Without the images, print all the entries below exactly as given.

→ **Dataset items**
○ ○ ○

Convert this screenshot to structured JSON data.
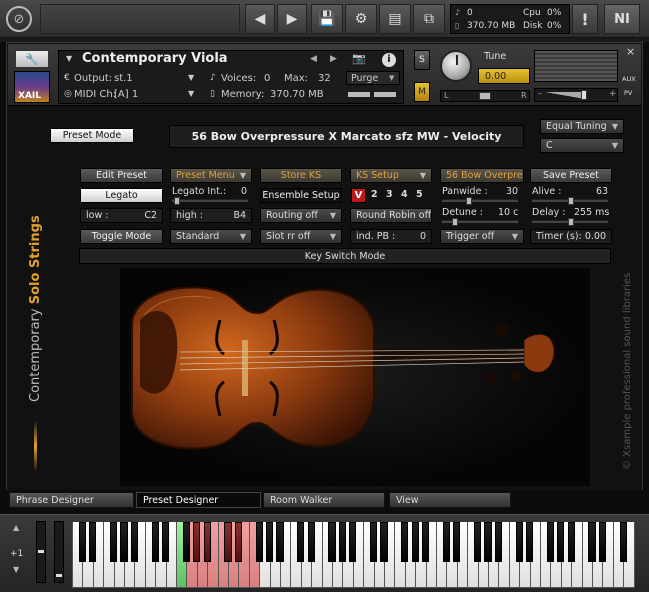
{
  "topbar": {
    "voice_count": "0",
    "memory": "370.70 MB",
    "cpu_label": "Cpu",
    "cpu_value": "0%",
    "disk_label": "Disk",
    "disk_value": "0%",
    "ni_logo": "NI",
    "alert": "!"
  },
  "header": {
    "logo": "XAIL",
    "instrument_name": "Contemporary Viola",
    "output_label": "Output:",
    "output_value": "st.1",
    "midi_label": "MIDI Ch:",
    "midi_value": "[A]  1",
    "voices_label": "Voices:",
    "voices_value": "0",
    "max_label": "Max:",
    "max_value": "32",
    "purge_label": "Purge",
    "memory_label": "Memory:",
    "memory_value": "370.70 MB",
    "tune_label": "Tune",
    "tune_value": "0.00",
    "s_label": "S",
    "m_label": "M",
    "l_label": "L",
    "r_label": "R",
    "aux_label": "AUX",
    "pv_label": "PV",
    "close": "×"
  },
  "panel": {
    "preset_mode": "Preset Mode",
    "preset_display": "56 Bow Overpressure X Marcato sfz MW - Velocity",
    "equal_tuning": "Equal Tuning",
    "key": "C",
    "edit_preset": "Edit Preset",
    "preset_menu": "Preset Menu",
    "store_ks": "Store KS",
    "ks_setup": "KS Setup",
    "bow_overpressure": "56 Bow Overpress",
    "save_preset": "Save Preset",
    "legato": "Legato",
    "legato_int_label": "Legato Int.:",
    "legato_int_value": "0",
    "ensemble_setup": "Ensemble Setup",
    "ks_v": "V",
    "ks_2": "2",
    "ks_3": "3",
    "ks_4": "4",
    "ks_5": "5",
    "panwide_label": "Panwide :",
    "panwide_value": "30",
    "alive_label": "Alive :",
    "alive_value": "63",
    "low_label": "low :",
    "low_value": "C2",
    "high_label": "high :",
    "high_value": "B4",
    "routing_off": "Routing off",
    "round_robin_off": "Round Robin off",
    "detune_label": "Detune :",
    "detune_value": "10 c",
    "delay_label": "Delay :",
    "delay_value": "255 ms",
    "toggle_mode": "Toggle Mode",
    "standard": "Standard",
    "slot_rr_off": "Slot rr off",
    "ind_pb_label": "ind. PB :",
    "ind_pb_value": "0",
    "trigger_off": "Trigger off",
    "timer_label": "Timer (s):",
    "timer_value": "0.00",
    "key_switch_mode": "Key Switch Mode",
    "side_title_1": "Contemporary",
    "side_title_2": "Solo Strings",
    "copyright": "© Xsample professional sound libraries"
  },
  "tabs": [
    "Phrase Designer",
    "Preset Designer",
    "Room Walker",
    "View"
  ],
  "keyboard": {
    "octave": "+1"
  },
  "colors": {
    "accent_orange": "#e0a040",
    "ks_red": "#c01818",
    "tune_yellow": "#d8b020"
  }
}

○ ○ ○

→ **Final result**
Convert this screenshot to structured JSON data.
{
  "topbar": {
    "voice_count": "0",
    "memory": "370.70 MB",
    "cpu_label": "Cpu",
    "cpu_value": "0%",
    "disk_label": "Disk",
    "disk_value": "0%",
    "ni_logo": "NI",
    "alert": "!"
  },
  "header": {
    "logo": "XAIL",
    "instrument_name": "Contemporary Viola",
    "output_label": "Output:",
    "output_value": "st.1",
    "midi_label": "MIDI Ch:",
    "midi_value": "[A]  1",
    "voices_label": "Voices:",
    "voices_value": "0",
    "max_label": "Max:",
    "max_value": "32",
    "purge_label": "Purge",
    "memory_label": "Memory:",
    "memory_value": "370.70 MB",
    "tune_label": "Tune",
    "tune_value": "0.00",
    "s_label": "S",
    "m_label": "M",
    "l_label": "L",
    "r_label": "R",
    "aux_label": "AUX",
    "pv_label": "PV",
    "close": "×"
  },
  "panel": {
    "preset_mode": "Preset Mode",
    "preset_display": "56 Bow Overpressure X Marcato sfz MW - Velocity",
    "equal_tuning": "Equal Tuning",
    "key": "C",
    "edit_preset": "Edit Preset",
    "preset_menu": "Preset Menu",
    "store_ks": "Store KS",
    "ks_setup": "KS Setup",
    "bow_overpressure": "56 Bow Overpress",
    "save_preset": "Save Preset",
    "legato": "Legato",
    "legato_int_label": "Legato Int.:",
    "legato_int_value": "0",
    "ensemble_setup": "Ensemble Setup",
    "ks_v": "V",
    "ks_2": "2",
    "ks_3": "3",
    "ks_4": "4",
    "ks_5": "5",
    "panwide_label": "Panwide :",
    "panwide_value": "30",
    "alive_label": "Alive :",
    "alive_value": "63",
    "low_label": "low :",
    "low_value": "C2",
    "high_label": "high :",
    "high_value": "B4",
    "routing_off": "Routing off",
    "round_robin_off": "Round Robin off",
    "detune_label": "Detune :",
    "detune_value": "10 c",
    "delay_label": "Delay :",
    "delay_value": "255 ms",
    "toggle_mode": "Toggle Mode",
    "standard": "Standard",
    "slot_rr_off": "Slot rr off",
    "ind_pb_label": "ind. PB :",
    "ind_pb_value": "0",
    "trigger_off": "Trigger off",
    "timer_label": "Timer (s):",
    "timer_value": "0.00",
    "key_switch_mode": "Key Switch Mode",
    "side_title_1": "Contemporary",
    "side_title_2": "Solo Strings",
    "copyright": "© Xsample professional sound libraries"
  },
  "tabs": [
    "Phrase Designer",
    "Preset Designer",
    "Room Walker",
    "View"
  ],
  "keyboard": {
    "octave": "+1"
  },
  "colors": {
    "accent_orange": "#e0a040",
    "ks_red": "#c01818",
    "tune_yellow": "#d8b020"
  }
}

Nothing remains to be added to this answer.